What the task requires: Pictures do not belong in the copy; restate the records below word for word.
** BEGIN **
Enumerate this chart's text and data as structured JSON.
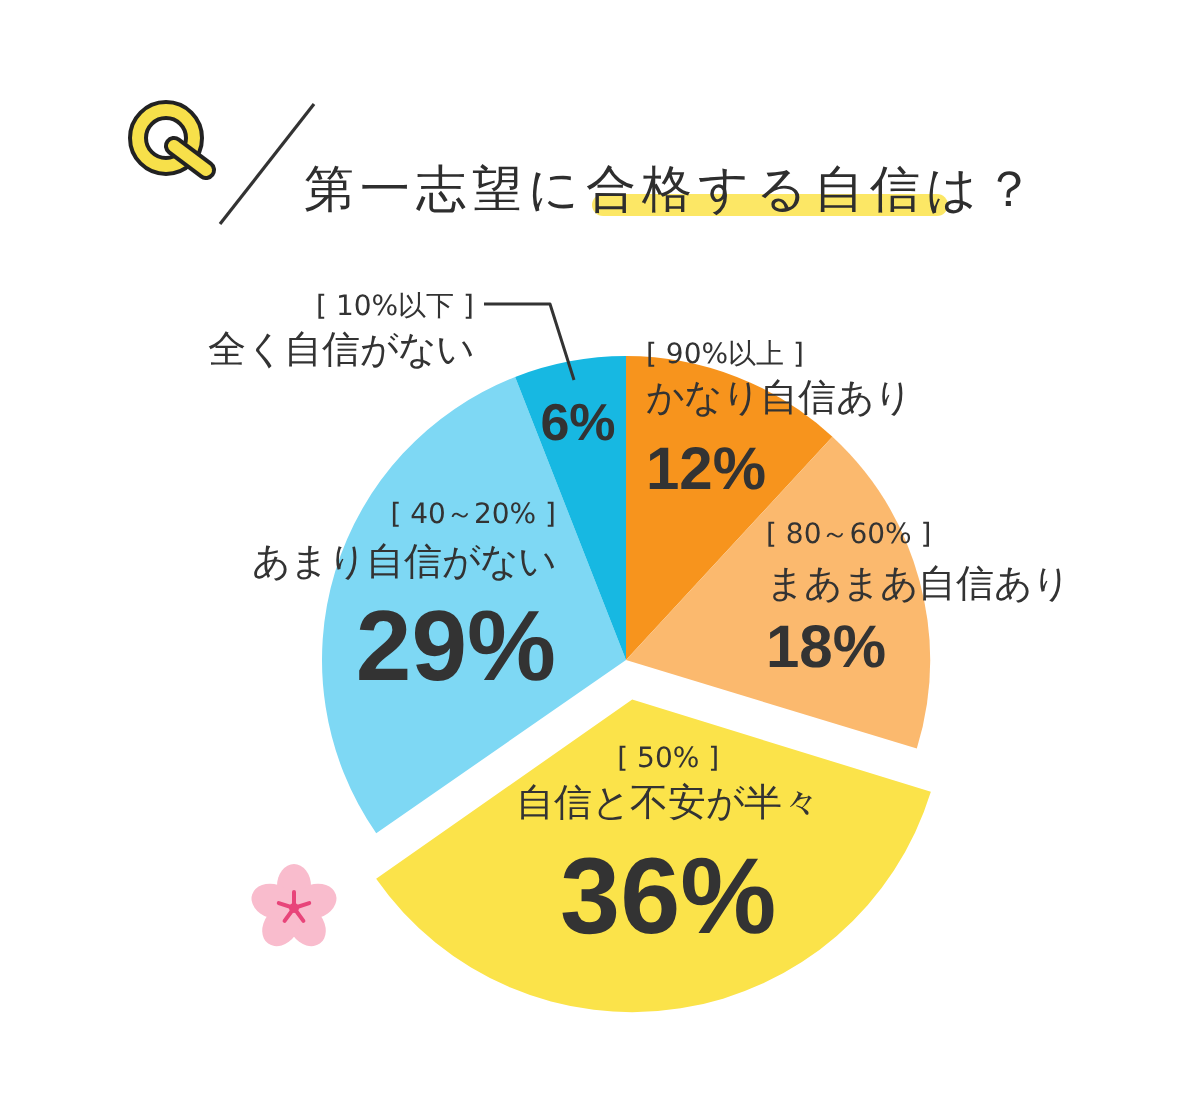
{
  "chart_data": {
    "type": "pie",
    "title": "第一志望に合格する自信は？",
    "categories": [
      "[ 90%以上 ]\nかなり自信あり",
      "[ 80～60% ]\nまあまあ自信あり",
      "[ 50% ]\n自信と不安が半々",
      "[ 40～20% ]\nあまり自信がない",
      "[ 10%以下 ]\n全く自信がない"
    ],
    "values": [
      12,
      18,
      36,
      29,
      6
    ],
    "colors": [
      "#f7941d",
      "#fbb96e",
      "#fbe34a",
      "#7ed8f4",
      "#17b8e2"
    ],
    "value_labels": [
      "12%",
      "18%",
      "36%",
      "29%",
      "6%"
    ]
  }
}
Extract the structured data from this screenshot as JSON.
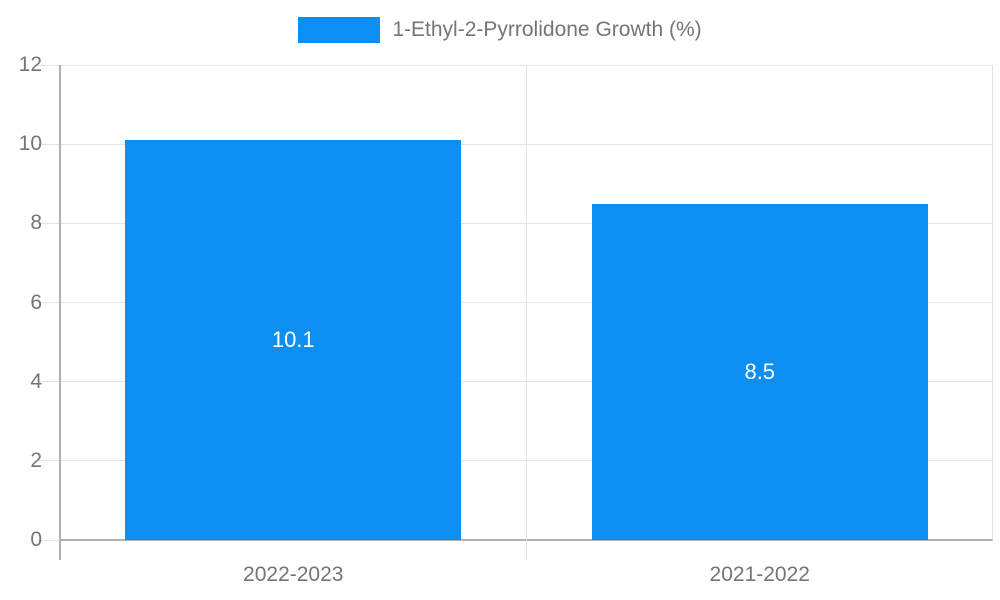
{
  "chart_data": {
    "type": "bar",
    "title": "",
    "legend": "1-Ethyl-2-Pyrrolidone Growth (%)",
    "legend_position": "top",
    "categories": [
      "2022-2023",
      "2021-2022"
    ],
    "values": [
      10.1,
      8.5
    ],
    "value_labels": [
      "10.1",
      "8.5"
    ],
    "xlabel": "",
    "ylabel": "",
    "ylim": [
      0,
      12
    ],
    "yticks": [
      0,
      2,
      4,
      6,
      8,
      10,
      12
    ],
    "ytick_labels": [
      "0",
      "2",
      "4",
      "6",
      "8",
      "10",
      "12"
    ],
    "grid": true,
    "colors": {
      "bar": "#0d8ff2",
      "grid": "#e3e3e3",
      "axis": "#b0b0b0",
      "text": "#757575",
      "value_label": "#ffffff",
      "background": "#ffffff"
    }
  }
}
** END **
Response to this exercise:
Enumerate this chart's text and data as structured JSON.
{
  "chart_data": {
    "type": "pie",
    "title": "第一志望に合格する自信は？",
    "categories": [
      "[ 90%以上 ]\nかなり自信あり",
      "[ 80～60% ]\nまあまあ自信あり",
      "[ 50% ]\n自信と不安が半々",
      "[ 40～20% ]\nあまり自信がない",
      "[ 10%以下 ]\n全く自信がない"
    ],
    "values": [
      12,
      18,
      36,
      29,
      6
    ],
    "colors": [
      "#f7941d",
      "#fbb96e",
      "#fbe34a",
      "#7ed8f4",
      "#17b8e2"
    ],
    "value_labels": [
      "12%",
      "18%",
      "36%",
      "29%",
      "6%"
    ]
  }
}
Extract the structured data from this screenshot as JSON.
{
  "chart_data": {
    "type": "bar",
    "title": "",
    "legend": "1-Ethyl-2-Pyrrolidone Growth (%)",
    "legend_position": "top",
    "categories": [
      "2022-2023",
      "2021-2022"
    ],
    "values": [
      10.1,
      8.5
    ],
    "value_labels": [
      "10.1",
      "8.5"
    ],
    "xlabel": "",
    "ylabel": "",
    "ylim": [
      0,
      12
    ],
    "yticks": [
      0,
      2,
      4,
      6,
      8,
      10,
      12
    ],
    "ytick_labels": [
      "0",
      "2",
      "4",
      "6",
      "8",
      "10",
      "12"
    ],
    "grid": true,
    "colors": {
      "bar": "#0d8ff2",
      "grid": "#e3e3e3",
      "axis": "#b0b0b0",
      "text": "#757575",
      "value_label": "#ffffff",
      "background": "#ffffff"
    }
  }
}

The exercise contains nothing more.